* _Actions to take_
[A] Which days of the week does the convocation post name? List each one.
[B] Reproduce word for word the stretch of the convocation post from "The mission of the Church is" through "a great approach.".

* _Text section_

=====

Monday was the funeral for Kim’s uncle, Joe. I was surprised to see a couple friends from other contexts there, a friend from church that used to work with Joe and a friend from town politics who is Joe’s widow’s first cousin.

Tuesday and Wednesday were days trying to catch back up at work together with preparing for and attending a board meeting about NIMAA, a medical assistant training program I am working with. It was also spent preparing for the South Central Region Convocation.

I am really excited about the convocation. The spring convocation was great and my journey to this convocation has been interesting. Years ago, I was active in the Stamford Deanery. It was a good group trying to do some good stuff, but the meetings weren’t particularly engaging.

The regions are part of the Episcopal Church in Connecticut’s new effort to promote inter-parish collaboration and could easily be called Deanery 2.0, but so far, they feel different, or at least the South Central Region does. Some of that may be what is going on in the Diocese’ life, some of it may be what is going on in my own life. Hopefully, all of it is Spirit filled.

A year and a half ago, I began the discernment process to get a better sense at what God is calling me to, which I believe may include ordination to the priesthood. My eldest daughter likes me to refer to this as my priestly journey. I’ve spoken with my priest, the bishops, a discernment committee, and things continue to move forward. This weekend, I will go on retreat with the bishops, members of the Commission on Ministry and others walking a similar journey. As I read about the areas I should be versed in for this journey, I stumbled across Missiology.

While, I’ve been in plenty of discussions about mission, the idea of missiology was new to me. As I sought to find out more about it, I went to the Missional Voices conference at Virginia Theological Seminary. It was a wonderful conference which I came away from hoping we could do something similar to in Connecticut. To me, the regional convocations are a step in this direction and I’ve been glad to have an opportunity to help nudge them along in that direction.

When we started planning our fall convocation, we spoke about it in terms of preparing for the annual convention that comes up in November. It sounded a lot like those meeting from vestry, to deanery, to convention, that get bogged down in talking about budgets and resolutions and too often lose sight of the underlying mission.

As a communications professional, I like to focus on the mission statement of an organization, so focusing on mission makes a lot of sense for me when thinking about convocations and conventions. Here’s what the catechism says about the mission of the Church

The mission of the Church is to restore all people to unity with God and each other in Christ.

How does the convocation help restore all people to unity with God and each other in Christ? How do the resolutions and budget to be considered at do this? I think by focusing on the Ministry Networks and asking how the resolutions and budge enable and empower such ministries is a good starting point.

One of the things that I really liked about the Missional Voices conference was the use of a deconstructed Eucharist. The whole conference took place in the framework of a weekend long Eucharist. Could we do something similar for convocation?

One person suggested Table on the Green as a model for doing this, so I’ve started going to Table on the Green and thought it did provide a great approach.

So the South Central Region Convocation this coming Sunday will be seeking to restore each of us to unity with God and each other in our shared ministries from different parishes by celebrating these ministries in the framework of a Eucharist and as a means of sharing ideas with one another and especially our delegates to convention about how we can work more closely together in our region and in the work of convention.

I’m pretty excited about this and I hope others are as well. If you are from the South Central Region of the Episcopal Church in Connecticut, please consider coming. If you can’t come, please pray for the convocation and also pray for all of us seeking discernment with the bishops and the Commission on Ministry this weekend.

=====

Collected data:
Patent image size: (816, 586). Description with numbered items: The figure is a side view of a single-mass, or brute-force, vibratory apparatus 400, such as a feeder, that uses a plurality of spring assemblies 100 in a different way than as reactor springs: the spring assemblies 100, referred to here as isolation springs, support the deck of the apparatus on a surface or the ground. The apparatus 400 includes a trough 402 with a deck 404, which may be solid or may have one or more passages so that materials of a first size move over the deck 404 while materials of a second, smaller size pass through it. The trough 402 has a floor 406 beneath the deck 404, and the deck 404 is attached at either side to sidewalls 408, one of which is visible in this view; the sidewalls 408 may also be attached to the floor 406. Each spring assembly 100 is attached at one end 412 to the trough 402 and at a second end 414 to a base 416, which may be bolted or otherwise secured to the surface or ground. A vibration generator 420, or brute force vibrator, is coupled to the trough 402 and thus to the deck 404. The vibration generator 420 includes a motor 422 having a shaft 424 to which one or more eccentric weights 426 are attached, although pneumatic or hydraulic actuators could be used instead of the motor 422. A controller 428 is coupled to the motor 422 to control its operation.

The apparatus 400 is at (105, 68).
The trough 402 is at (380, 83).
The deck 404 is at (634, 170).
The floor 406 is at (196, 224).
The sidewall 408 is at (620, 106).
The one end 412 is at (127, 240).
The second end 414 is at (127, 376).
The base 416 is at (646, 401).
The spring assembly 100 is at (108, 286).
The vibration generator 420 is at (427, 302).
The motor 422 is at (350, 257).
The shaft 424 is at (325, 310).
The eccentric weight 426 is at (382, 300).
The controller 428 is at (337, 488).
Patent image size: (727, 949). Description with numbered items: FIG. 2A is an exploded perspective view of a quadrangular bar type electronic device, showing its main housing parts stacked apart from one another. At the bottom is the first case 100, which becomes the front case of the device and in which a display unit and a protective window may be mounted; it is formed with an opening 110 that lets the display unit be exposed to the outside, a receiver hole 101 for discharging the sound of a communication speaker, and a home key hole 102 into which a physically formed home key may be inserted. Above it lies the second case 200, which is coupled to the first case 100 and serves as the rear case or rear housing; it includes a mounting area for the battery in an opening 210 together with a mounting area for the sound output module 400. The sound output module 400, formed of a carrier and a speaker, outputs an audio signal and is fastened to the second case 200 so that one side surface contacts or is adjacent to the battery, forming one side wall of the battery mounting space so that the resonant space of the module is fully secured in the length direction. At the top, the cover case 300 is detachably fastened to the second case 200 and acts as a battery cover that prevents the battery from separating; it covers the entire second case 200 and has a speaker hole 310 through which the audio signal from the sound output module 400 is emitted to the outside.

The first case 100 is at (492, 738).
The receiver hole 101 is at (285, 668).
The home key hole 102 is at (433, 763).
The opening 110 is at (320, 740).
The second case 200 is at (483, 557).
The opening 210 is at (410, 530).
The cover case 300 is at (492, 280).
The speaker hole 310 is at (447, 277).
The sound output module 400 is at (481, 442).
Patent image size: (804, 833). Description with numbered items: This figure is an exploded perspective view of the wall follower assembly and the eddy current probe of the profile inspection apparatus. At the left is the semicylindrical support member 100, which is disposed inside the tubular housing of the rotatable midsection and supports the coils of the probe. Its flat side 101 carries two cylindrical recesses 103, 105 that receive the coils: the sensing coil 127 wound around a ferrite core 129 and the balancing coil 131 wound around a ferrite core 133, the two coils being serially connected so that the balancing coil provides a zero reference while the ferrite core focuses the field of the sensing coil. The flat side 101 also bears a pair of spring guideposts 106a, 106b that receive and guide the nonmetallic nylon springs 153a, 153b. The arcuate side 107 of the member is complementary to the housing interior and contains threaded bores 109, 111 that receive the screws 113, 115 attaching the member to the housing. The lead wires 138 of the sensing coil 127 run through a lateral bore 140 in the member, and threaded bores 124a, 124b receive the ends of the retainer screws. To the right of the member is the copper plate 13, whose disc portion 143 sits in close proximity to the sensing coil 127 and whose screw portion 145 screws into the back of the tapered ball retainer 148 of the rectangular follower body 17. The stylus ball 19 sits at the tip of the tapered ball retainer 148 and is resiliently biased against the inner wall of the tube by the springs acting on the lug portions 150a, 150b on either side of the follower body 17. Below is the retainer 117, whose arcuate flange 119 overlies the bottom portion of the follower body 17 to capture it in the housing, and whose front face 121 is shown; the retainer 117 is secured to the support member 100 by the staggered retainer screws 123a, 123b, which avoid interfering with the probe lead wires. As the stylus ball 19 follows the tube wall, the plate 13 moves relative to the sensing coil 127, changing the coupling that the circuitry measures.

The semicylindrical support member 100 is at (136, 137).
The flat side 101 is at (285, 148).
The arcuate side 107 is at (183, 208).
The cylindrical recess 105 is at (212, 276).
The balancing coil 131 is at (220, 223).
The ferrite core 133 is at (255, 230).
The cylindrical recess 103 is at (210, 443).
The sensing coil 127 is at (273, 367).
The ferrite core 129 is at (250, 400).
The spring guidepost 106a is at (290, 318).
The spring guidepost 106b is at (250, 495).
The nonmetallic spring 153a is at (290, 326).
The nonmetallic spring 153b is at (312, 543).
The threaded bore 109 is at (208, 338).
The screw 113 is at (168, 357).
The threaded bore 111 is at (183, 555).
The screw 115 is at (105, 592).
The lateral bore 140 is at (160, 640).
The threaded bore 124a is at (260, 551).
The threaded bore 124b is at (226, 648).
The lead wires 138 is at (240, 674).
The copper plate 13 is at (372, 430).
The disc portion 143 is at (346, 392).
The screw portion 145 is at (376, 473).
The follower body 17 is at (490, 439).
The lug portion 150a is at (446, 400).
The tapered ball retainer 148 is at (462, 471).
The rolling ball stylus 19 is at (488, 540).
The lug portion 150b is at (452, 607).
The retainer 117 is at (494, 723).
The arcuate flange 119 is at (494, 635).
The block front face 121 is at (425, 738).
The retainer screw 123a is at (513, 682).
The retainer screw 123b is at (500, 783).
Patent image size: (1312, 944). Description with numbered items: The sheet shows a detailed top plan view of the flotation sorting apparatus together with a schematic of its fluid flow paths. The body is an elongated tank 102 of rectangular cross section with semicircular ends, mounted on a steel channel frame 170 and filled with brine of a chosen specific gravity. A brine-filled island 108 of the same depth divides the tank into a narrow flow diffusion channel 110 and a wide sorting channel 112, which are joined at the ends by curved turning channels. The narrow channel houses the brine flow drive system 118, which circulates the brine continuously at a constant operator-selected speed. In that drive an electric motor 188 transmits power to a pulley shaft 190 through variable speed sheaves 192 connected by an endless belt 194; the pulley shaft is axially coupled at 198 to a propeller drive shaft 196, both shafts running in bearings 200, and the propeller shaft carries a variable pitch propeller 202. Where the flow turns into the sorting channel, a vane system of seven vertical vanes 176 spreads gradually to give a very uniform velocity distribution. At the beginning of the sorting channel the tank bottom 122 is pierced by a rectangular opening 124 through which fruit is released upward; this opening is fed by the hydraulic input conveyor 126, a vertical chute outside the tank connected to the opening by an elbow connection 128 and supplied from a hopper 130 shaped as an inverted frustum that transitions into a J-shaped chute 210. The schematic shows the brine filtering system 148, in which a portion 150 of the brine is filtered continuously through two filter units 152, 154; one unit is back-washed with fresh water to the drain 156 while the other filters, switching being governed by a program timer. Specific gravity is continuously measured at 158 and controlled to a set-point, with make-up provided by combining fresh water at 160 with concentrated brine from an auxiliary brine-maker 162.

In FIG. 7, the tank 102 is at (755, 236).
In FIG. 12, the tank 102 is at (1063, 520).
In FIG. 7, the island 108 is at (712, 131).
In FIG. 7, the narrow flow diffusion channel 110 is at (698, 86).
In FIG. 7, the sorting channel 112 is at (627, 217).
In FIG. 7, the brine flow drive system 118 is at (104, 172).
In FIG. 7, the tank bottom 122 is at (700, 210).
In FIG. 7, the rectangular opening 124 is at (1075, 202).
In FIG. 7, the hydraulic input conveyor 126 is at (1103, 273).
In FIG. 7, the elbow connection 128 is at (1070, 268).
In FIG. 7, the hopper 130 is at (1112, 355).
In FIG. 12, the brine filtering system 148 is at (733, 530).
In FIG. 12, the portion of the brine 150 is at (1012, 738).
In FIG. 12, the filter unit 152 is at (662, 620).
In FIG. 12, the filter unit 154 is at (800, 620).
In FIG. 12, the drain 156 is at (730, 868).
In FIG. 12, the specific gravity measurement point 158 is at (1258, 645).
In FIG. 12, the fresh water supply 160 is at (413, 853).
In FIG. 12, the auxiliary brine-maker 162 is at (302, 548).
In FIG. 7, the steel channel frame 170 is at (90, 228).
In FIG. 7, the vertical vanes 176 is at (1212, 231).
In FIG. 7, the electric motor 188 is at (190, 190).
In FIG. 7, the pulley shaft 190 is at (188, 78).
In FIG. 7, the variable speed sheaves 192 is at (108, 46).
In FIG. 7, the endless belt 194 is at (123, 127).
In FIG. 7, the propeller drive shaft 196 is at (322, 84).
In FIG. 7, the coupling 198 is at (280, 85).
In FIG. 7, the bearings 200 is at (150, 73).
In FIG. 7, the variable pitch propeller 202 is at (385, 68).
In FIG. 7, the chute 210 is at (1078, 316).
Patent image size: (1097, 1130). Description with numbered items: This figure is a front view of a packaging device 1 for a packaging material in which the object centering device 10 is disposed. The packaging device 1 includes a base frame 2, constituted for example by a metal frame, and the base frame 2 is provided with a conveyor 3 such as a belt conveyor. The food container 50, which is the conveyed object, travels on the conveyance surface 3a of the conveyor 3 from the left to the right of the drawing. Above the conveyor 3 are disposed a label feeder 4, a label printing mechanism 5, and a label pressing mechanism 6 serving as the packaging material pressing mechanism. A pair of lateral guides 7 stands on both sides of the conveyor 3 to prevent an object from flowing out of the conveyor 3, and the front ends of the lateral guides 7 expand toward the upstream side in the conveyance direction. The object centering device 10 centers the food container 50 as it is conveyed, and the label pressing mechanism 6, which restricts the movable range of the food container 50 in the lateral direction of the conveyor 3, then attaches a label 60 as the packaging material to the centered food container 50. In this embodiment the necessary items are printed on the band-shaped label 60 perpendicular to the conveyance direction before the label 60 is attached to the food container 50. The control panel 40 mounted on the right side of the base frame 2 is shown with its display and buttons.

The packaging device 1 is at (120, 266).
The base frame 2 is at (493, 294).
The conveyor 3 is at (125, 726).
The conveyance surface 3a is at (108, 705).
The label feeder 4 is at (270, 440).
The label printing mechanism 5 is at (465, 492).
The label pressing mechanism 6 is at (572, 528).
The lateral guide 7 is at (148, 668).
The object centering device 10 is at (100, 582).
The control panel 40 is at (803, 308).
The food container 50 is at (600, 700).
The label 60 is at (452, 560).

=====

* _Replies_
[A] Monday, Tuesday, Wednesday, Sunday

[B]
The mission of the Church is to restore all people to unity with God and each other in Christ.

How does the convocation help restore all people to unity with God and each other in Christ? How do the resolutions and budget to be considered at do this? I think by focusing on the Ministry Networks and asking how the resolutions and budge enable and empower such ministries is a good starting point.

One of the things that I really liked about the Missional Voices conference was the use of a deconstructed Eucharist. The whole conference took place in the framework of a weekend long Eucharist. Could we do something similar for convocation?

One person suggested Table on the Green as a model for doing this, so I’ve started going to Table on the Green and thought it did provide a great approach.